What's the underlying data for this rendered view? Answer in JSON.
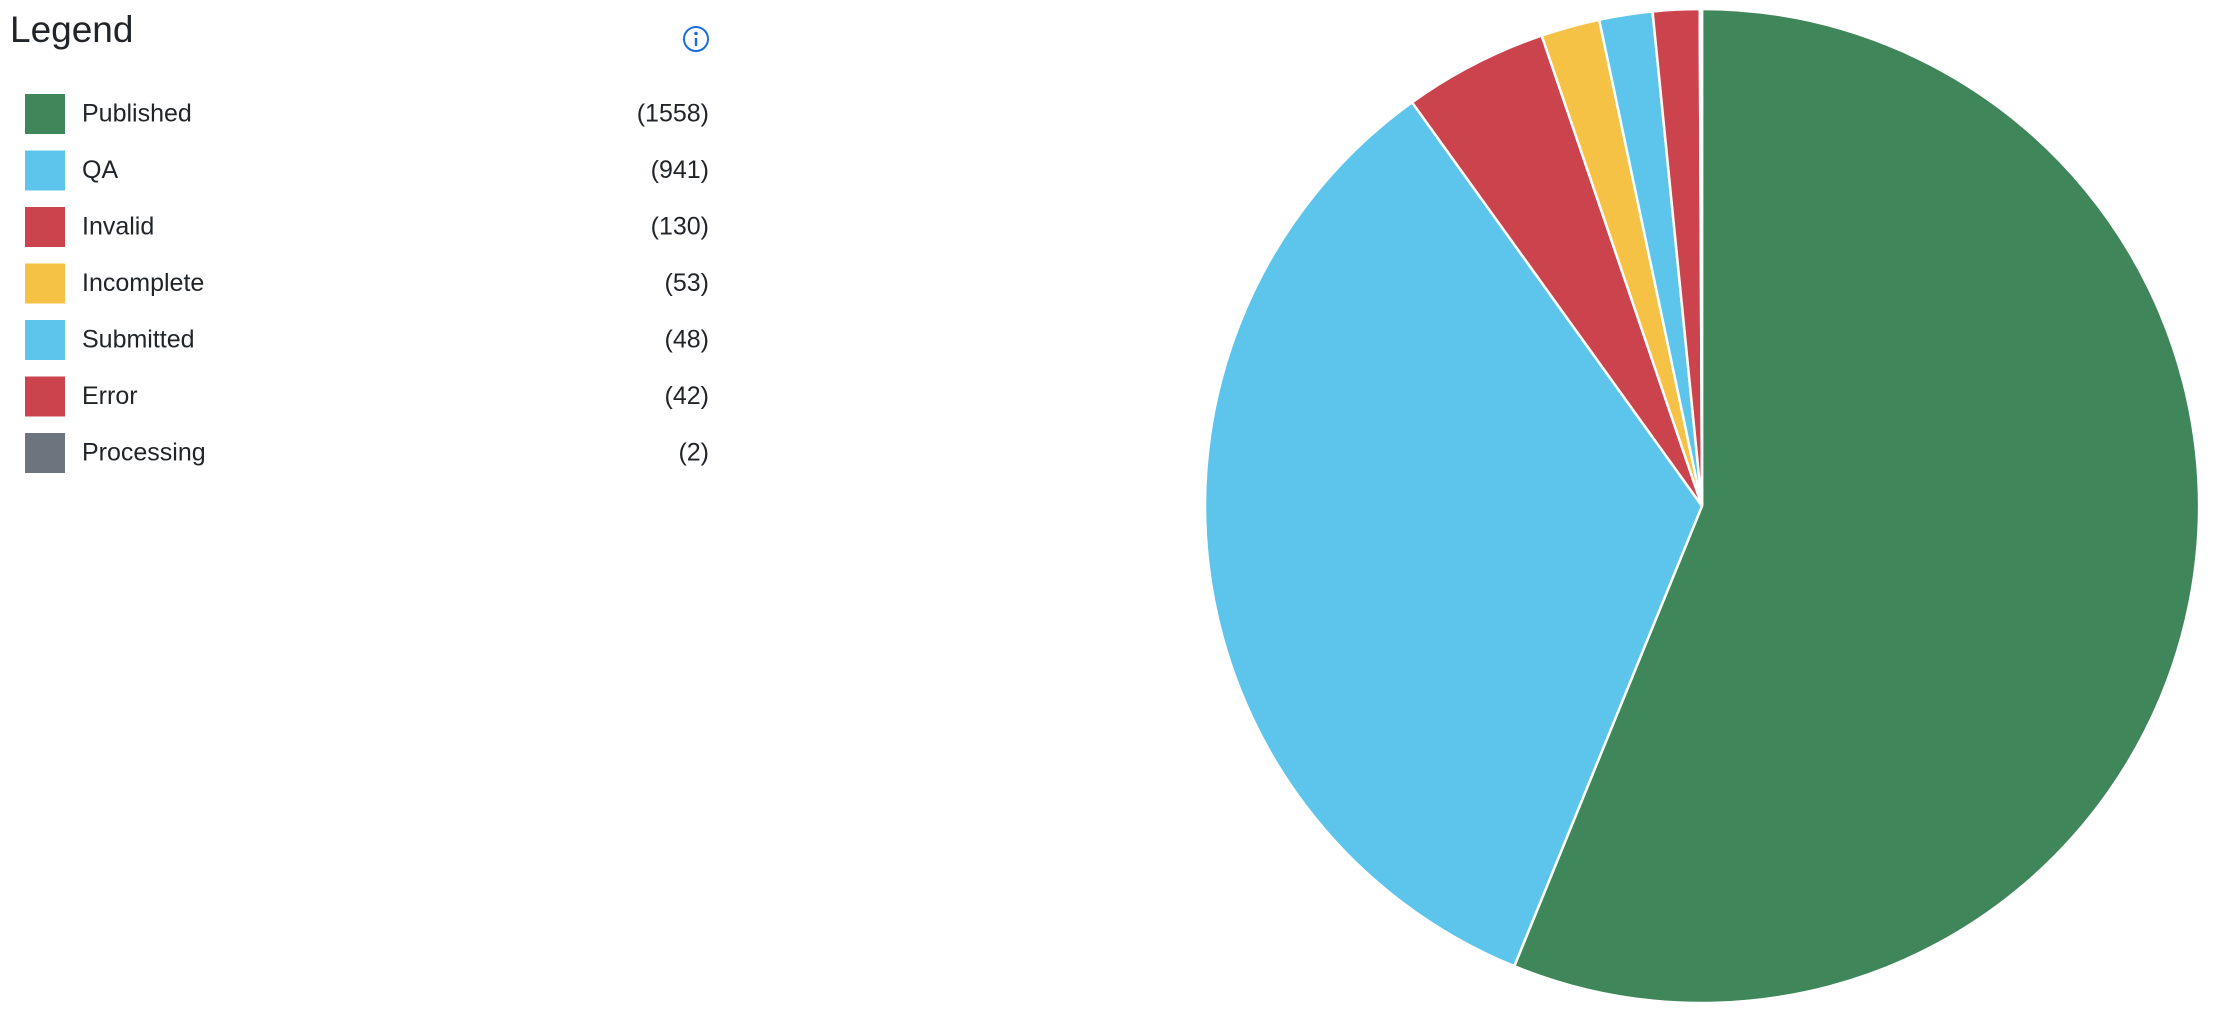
{
  "chart_data": {
    "type": "pie",
    "title": "Legend",
    "categories": [
      "Published",
      "QA",
      "Invalid",
      "Incomplete",
      "Submitted",
      "Error",
      "Processing"
    ],
    "values": [
      1558,
      941,
      130,
      53,
      48,
      42,
      2
    ],
    "value_labels": [
      "(1558)",
      "(941)",
      "(130)",
      "(53)",
      "(48)",
      "(42)",
      "(2)"
    ],
    "colors": [
      "#3f875a",
      "#5dc5eb",
      "#cb444d",
      "#f5c245",
      "#5dc5eb",
      "#cb444d",
      "#6c757d"
    ]
  }
}
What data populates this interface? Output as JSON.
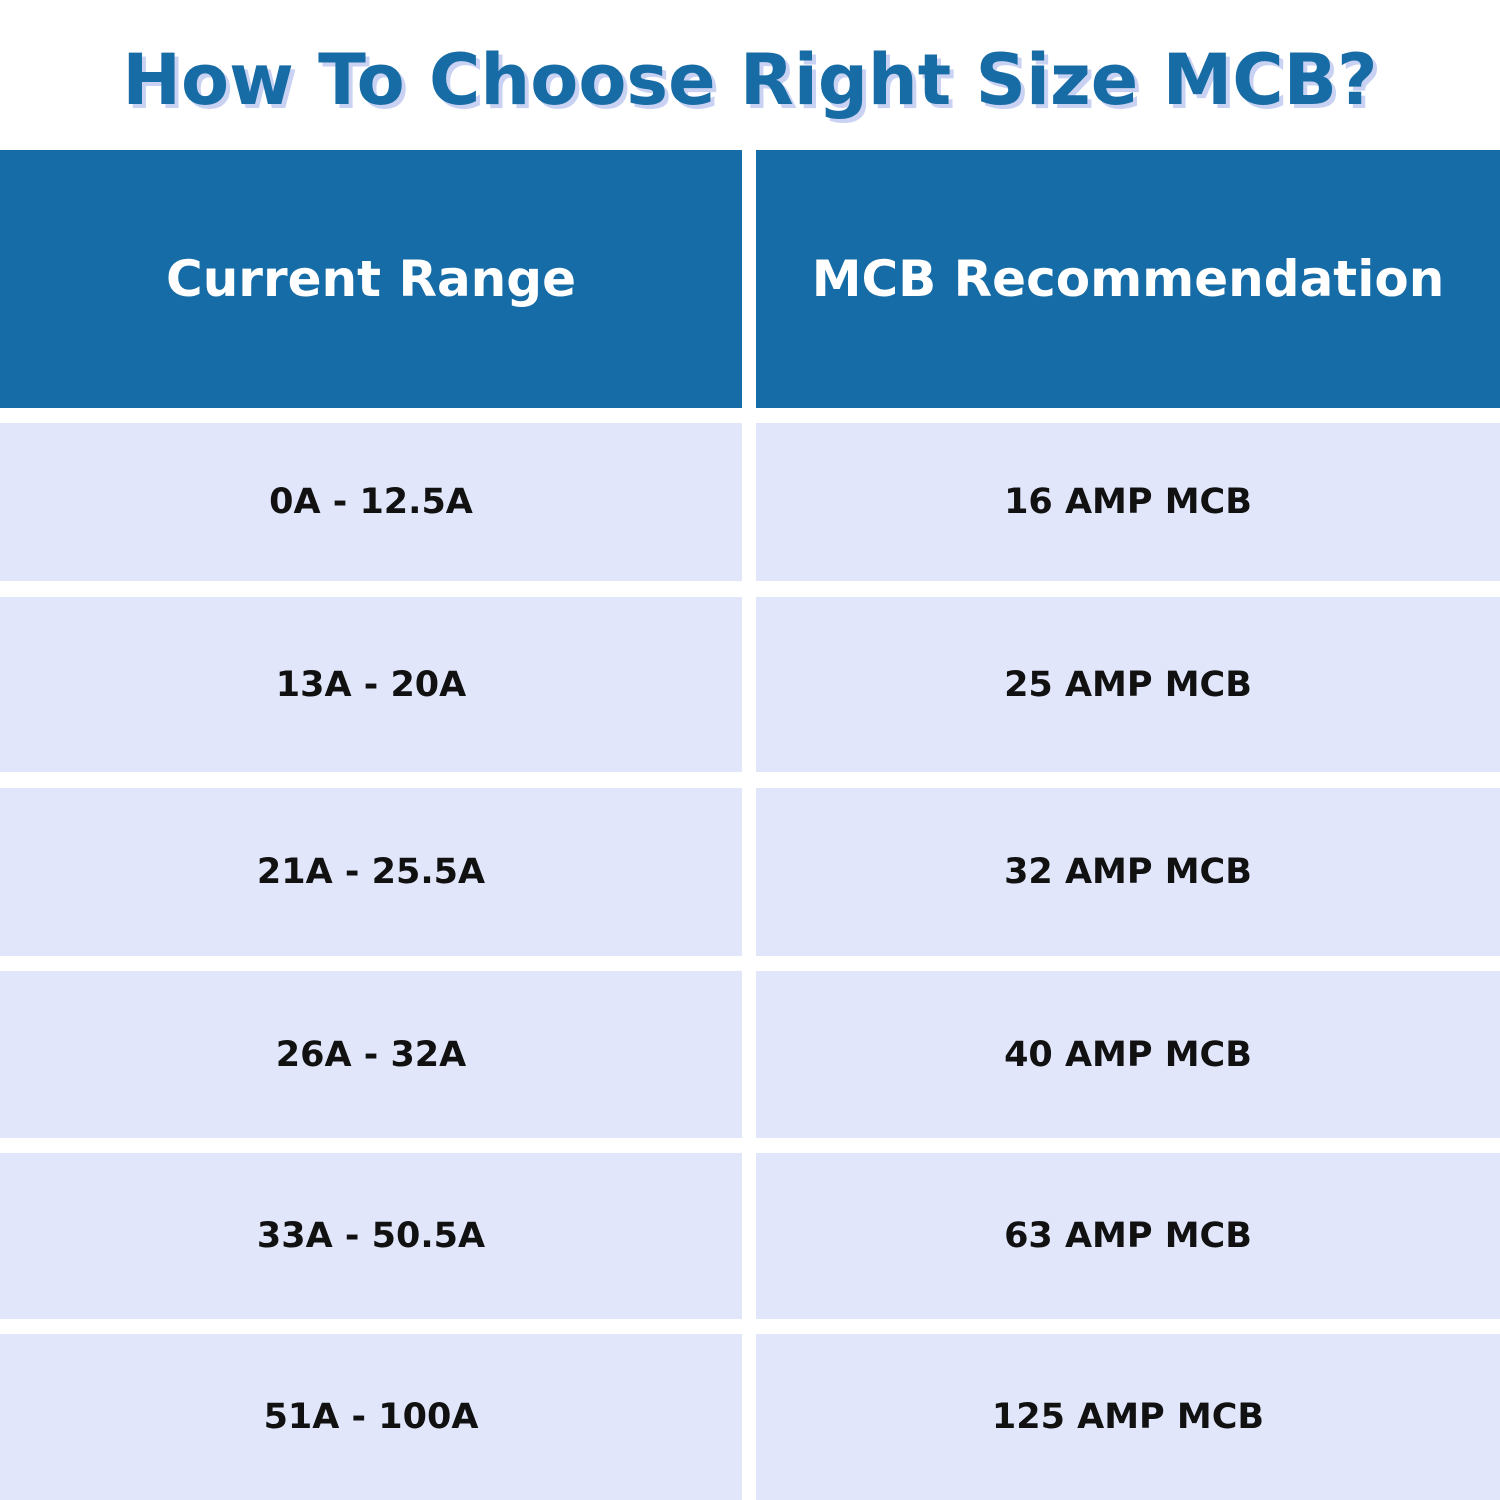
* * * * *
_WORK TO BE COMPLETED_
From the material above, reproduce everything verbatim except the pictures.

_RESULT OF THIS TASK_
What's the underlying data for this rendered view? Answer in JSON.
{
  "chart_data": {
    "type": "pie",
    "title": "Legend",
    "categories": [
      "Published",
      "QA",
      "Invalid",
      "Incomplete",
      "Submitted",
      "Error",
      "Processing"
    ],
    "values": [
      1558,
      941,
      130,
      53,
      48,
      42,
      2
    ],
    "value_labels": [
      "(1558)",
      "(941)",
      "(130)",
      "(53)",
      "(48)",
      "(42)",
      "(2)"
    ],
    "colors": [
      "#3f875a",
      "#5dc5eb",
      "#cb444d",
      "#f5c245",
      "#5dc5eb",
      "#cb444d",
      "#6c757d"
    ]
  }
}
What data populates this interface? Output as JSON.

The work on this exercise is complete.